--- Start of Task inputs ---
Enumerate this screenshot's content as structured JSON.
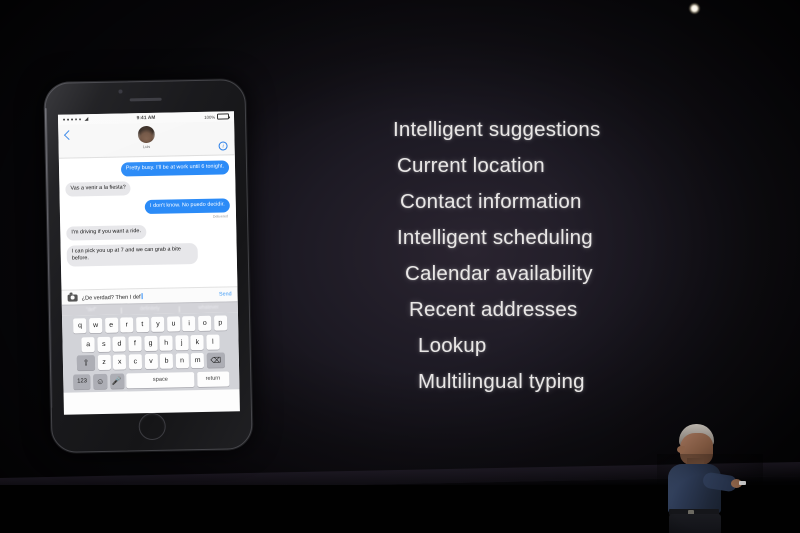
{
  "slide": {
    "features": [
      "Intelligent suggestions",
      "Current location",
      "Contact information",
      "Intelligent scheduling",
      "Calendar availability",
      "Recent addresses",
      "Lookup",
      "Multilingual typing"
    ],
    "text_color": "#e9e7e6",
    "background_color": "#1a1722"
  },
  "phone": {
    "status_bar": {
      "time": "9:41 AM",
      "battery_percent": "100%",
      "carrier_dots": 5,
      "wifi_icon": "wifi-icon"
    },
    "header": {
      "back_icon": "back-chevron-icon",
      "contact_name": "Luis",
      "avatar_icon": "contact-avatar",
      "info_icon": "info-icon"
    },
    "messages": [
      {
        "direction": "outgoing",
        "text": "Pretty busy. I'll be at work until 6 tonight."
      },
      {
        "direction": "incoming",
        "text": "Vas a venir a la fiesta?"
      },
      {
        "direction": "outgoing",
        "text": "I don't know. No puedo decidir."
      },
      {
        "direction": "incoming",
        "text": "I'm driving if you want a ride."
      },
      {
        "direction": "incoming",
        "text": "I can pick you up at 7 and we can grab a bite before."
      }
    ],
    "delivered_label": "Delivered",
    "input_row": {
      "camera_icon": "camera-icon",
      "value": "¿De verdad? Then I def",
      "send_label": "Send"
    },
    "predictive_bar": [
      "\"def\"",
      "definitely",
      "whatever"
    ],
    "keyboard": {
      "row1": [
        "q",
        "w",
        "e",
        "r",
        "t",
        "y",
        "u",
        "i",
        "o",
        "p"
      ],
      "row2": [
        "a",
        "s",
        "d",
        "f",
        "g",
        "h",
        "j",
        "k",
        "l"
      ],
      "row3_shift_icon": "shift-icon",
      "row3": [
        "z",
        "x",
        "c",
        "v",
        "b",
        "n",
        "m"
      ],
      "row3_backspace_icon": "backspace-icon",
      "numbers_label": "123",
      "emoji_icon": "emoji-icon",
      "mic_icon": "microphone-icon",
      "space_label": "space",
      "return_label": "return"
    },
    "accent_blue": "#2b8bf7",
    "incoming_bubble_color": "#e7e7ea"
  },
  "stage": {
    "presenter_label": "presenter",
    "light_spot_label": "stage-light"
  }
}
--- End of Task inputs ---
--- Start of Task inputs ---
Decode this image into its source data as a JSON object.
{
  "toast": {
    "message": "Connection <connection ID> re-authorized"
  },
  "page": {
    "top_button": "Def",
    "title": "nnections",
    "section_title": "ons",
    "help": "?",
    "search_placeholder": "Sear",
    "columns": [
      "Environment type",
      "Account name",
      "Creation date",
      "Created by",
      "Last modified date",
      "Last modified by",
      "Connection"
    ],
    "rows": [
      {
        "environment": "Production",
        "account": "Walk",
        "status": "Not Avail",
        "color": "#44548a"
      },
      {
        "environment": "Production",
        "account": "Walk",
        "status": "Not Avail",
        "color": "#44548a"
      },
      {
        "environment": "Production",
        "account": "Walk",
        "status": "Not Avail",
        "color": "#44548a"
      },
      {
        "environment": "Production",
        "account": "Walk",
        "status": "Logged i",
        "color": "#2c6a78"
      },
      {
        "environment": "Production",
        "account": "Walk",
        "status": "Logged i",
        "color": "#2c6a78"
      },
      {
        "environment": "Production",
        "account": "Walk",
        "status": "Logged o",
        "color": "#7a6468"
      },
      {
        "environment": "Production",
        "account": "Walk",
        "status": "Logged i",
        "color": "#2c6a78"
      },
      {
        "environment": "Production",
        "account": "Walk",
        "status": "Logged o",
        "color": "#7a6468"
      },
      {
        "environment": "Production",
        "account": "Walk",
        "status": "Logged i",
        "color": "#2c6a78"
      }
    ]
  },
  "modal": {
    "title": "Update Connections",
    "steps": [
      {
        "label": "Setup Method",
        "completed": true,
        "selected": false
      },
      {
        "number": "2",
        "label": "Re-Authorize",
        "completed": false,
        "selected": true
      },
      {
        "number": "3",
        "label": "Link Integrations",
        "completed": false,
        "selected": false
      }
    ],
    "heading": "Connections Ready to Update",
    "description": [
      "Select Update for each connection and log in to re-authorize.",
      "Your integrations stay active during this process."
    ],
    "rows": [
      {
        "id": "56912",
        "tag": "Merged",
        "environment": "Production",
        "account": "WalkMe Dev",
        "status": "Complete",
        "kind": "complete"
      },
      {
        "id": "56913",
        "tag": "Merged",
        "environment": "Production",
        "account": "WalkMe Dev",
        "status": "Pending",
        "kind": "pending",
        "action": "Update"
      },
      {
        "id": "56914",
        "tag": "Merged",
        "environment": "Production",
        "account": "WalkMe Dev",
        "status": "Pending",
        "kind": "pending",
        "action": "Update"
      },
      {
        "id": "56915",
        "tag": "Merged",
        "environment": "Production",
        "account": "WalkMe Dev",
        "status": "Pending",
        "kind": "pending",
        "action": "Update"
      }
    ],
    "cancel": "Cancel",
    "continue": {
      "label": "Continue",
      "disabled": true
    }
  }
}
--- End of Task inputs ---
Task requirements — Take every line from the data that contains the word "Intelligent".

Exercise output —
      "Intelligent suggestions",
      "Intelligent scheduling",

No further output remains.